◆ **STATED EXERCISE**: Write each line out exactly, leaving none out.

◆ **SUPPLIED DATA**:
____________________

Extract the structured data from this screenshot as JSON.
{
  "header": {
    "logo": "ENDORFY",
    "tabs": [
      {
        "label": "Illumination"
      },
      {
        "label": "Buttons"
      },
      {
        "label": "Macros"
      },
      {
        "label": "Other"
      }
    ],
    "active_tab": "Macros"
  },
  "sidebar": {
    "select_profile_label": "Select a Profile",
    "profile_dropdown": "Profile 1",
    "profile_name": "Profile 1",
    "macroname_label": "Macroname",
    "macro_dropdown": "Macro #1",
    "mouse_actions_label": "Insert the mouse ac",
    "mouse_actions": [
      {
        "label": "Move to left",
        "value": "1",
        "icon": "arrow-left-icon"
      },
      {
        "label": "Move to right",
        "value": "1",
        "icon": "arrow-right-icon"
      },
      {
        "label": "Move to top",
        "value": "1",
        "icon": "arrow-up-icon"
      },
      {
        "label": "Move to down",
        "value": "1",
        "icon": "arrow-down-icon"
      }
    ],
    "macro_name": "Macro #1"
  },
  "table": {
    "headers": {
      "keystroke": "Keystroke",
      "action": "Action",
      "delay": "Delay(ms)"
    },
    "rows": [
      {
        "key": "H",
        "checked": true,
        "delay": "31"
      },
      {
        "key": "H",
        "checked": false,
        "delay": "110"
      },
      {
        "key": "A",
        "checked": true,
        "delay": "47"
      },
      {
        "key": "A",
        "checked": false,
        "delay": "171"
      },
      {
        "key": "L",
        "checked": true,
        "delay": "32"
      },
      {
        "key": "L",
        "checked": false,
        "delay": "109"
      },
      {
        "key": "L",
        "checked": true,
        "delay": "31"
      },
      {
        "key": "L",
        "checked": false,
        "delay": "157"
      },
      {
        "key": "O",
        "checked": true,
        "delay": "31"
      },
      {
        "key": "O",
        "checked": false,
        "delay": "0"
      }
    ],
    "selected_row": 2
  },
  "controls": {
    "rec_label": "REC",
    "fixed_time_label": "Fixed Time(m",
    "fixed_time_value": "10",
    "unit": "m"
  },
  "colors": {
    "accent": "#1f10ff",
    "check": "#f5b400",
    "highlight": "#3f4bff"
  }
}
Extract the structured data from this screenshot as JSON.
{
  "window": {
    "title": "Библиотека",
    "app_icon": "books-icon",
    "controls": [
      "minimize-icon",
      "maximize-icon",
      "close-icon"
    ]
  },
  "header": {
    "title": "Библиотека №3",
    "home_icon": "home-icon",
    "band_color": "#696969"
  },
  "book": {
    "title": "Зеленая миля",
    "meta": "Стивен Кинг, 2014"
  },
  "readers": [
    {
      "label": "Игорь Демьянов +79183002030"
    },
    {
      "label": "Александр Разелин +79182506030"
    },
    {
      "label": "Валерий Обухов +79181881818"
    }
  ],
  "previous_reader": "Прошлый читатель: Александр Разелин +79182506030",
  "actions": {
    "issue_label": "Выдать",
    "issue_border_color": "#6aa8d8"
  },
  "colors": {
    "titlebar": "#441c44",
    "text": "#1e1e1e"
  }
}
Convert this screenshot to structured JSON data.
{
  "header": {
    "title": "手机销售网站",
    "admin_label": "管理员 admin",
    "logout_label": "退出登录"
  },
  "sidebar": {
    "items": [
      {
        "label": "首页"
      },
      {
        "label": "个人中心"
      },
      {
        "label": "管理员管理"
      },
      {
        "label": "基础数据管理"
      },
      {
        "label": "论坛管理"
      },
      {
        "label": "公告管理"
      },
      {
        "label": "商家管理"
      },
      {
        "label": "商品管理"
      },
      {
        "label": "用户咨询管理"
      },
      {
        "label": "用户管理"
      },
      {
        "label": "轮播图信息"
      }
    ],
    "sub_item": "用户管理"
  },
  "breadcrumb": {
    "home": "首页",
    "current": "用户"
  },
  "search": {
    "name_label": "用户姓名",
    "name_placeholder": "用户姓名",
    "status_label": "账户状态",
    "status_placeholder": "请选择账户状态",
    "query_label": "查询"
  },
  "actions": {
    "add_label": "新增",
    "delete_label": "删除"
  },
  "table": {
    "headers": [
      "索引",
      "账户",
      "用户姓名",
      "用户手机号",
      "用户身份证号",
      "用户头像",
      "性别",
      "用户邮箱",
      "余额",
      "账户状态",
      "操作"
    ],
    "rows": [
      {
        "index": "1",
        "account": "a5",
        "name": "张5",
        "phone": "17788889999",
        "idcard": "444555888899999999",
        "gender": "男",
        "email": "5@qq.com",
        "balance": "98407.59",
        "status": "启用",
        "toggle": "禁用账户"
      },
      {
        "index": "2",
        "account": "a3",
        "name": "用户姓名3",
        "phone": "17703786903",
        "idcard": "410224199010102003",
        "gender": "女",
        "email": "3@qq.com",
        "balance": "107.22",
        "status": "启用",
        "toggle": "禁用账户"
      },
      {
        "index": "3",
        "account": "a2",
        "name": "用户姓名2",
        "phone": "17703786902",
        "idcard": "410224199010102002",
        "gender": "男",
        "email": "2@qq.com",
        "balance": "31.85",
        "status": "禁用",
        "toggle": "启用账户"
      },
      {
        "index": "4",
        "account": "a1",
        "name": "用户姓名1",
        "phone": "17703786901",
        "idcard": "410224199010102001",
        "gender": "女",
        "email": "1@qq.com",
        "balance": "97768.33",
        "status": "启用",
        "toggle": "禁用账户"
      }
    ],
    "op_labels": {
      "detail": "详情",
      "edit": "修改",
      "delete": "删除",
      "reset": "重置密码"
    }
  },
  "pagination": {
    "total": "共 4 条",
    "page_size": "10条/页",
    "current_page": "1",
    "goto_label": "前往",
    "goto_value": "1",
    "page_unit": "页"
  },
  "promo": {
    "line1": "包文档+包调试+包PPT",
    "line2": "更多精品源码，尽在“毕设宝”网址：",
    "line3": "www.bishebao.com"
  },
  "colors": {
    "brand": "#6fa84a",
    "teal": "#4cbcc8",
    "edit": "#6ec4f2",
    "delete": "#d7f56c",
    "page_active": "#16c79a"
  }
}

____________________

◆ **EXERCISE ANSWER**:
Extract the structured data from this screenshot as JSON.
{
  "header": {
    "logo": "ENDORFY",
    "tabs": [
      {
        "label": "Illumination"
      },
      {
        "label": "Buttons"
      },
      {
        "label": "Macros"
      },
      {
        "label": "Other"
      }
    ],
    "active_tab": "Macros"
  },
  "sidebar": {
    "select_profile_label": "Select a Profile",
    "profile_dropdown": "Profile 1",
    "profile_name": "Profile 1",
    "macroname_label": "Macroname",
    "macro_dropdown": "Macro #1",
    "mouse_actions_label": "Insert the mouse ac",
    "mouse_actions": [
      {
        "label": "Move to left",
        "value": "1",
        "icon": "arrow-left-icon"
      },
      {
        "label": "Move to right",
        "value": "1",
        "icon": "arrow-right-icon"
      },
      {
        "label": "Move to top",
        "value": "1",
        "icon": "arrow-up-icon"
      },
      {
        "label": "Move to down",
        "value": "1",
        "icon": "arrow-down-icon"
      }
    ],
    "macro_name": "Macro #1"
  },
  "table": {
    "headers": {
      "keystroke": "Keystroke",
      "action": "Action",
      "delay": "Delay(ms)"
    },
    "rows": [
      {
        "key": "H",
        "checked": true,
        "delay": "31"
      },
      {
        "key": "H",
        "checked": false,
        "delay": "110"
      },
      {
        "key": "A",
        "checked": true,
        "delay": "47"
      },
      {
        "key": "A",
        "checked": false,
        "delay": "171"
      },
      {
        "key": "L",
        "checked": true,
        "delay": "32"
      },
      {
        "key": "L",
        "checked": false,
        "delay": "109"
      },
      {
        "key": "L",
        "checked": true,
        "delay": "31"
      },
      {
        "key": "L",
        "checked": false,
        "delay": "157"
      },
      {
        "key": "O",
        "checked": true,
        "delay": "31"
      },
      {
        "key": "O",
        "checked": false,
        "delay": "0"
      }
    ],
    "selected_row": 2
  },
  "controls": {
    "rec_label": "REC",
    "fixed_time_label": "Fixed Time(m",
    "fixed_time_value": "10",
    "unit": "m"
  },
  "colors": {
    "accent": "#1f10ff",
    "check": "#f5b400",
    "highlight": "#3f4bff"
  }
}
Extract the structured data from this screenshot as JSON.
{
  "window": {
    "title": "Библиотека",
    "app_icon": "books-icon",
    "controls": [
      "minimize-icon",
      "maximize-icon",
      "close-icon"
    ]
  },
  "header": {
    "title": "Библиотека №3",
    "home_icon": "home-icon",
    "band_color": "#696969"
  },
  "book": {
    "title": "Зеленая миля",
    "meta": "Стивен Кинг, 2014"
  },
  "readers": [
    {
      "label": "Игорь Демьянов +79183002030"
    },
    {
      "label": "Александр Разелин +79182506030"
    },
    {
      "label": "Валерий Обухов +79181881818"
    }
  ],
  "previous_reader": "Прошлый читатель: Александр Разелин +79182506030",
  "actions": {
    "issue_label": "Выдать",
    "issue_border_color": "#6aa8d8"
  },
  "colors": {
    "titlebar": "#441c44",
    "text": "#1e1e1e"
  }
}
Convert this screenshot to structured JSON data.
{
  "header": {
    "title": "手机销售网站",
    "admin_label": "管理员 admin",
    "logout_label": "退出登录"
  },
  "sidebar": {
    "items": [
      {
        "label": "首页"
      },
      {
        "label": "个人中心"
      },
      {
        "label": "管理员管理"
      },
      {
        "label": "基础数据管理"
      },
      {
        "label": "论坛管理"
      },
      {
        "label": "公告管理"
      },
      {
        "label": "商家管理"
      },
      {
        "label": "商品管理"
      },
      {
        "label": "用户咨询管理"
      },
      {
        "label": "用户管理"
      },
      {
        "label": "轮播图信息"
      }
    ],
    "sub_item": "用户管理"
  },
  "breadcrumb": {
    "home": "首页",
    "current": "用户"
  },
  "search": {
    "name_label": "用户姓名",
    "name_placeholder": "用户姓名",
    "status_label": "账户状态",
    "status_placeholder": "请选择账户状态",
    "query_label": "查询"
  },
  "actions": {
    "add_label": "新增",
    "delete_label": "删除"
  },
  "table": {
    "headers": [
      "索引",
      "账户",
      "用户姓名",
      "用户手机号",
      "用户身份证号",
      "用户头像",
      "性别",
      "用户邮箱",
      "余额",
      "账户状态",
      "操作"
    ],
    "rows": [
      {
        "index": "1",
        "account": "a5",
        "name": "张5",
        "phone": "17788889999",
        "idcard": "444555888899999999",
        "gender": "男",
        "email": "5@qq.com",
        "balance": "98407.59",
        "status": "启用",
        "toggle": "禁用账户"
      },
      {
        "index": "2",
        "account": "a3",
        "name": "用户姓名3",
        "phone": "17703786903",
        "idcard": "410224199010102003",
        "gender": "女",
        "email": "3@qq.com",
        "balance": "107.22",
        "status": "启用",
        "toggle": "禁用账户"
      },
      {
        "index": "3",
        "account": "a2",
        "name": "用户姓名2",
        "phone": "17703786902",
        "idcard": "410224199010102002",
        "gender": "男",
        "email": "2@qq.com",
        "balance": "31.85",
        "status": "禁用",
        "toggle": "启用账户"
      },
      {
        "index": "4",
        "account": "a1",
        "name": "用户姓名1",
        "phone": "17703786901",
        "idcard": "410224199010102001",
        "gender": "女",
        "email": "1@qq.com",
        "balance": "97768.33",
        "status": "启用",
        "toggle": "禁用账户"
      }
    ],
    "op_labels": {
      "detail": "详情",
      "edit": "修改",
      "delete": "删除",
      "reset": "重置密码"
    }
  },
  "pagination": {
    "total": "共 4 条",
    "page_size": "10条/页",
    "current_page": "1",
    "goto_label": "前往",
    "goto_value": "1",
    "page_unit": "页"
  },
  "promo": {
    "line1": "包文档+包调试+包PPT",
    "line2": "更多精品源码，尽在“毕设宝”网址：",
    "line3": "www.bishebao.com"
  },
  "colors": {
    "brand": "#6fa84a",
    "teal": "#4cbcc8",
    "edit": "#6ec4f2",
    "delete": "#d7f56c",
    "page_active": "#16c79a"
  }
}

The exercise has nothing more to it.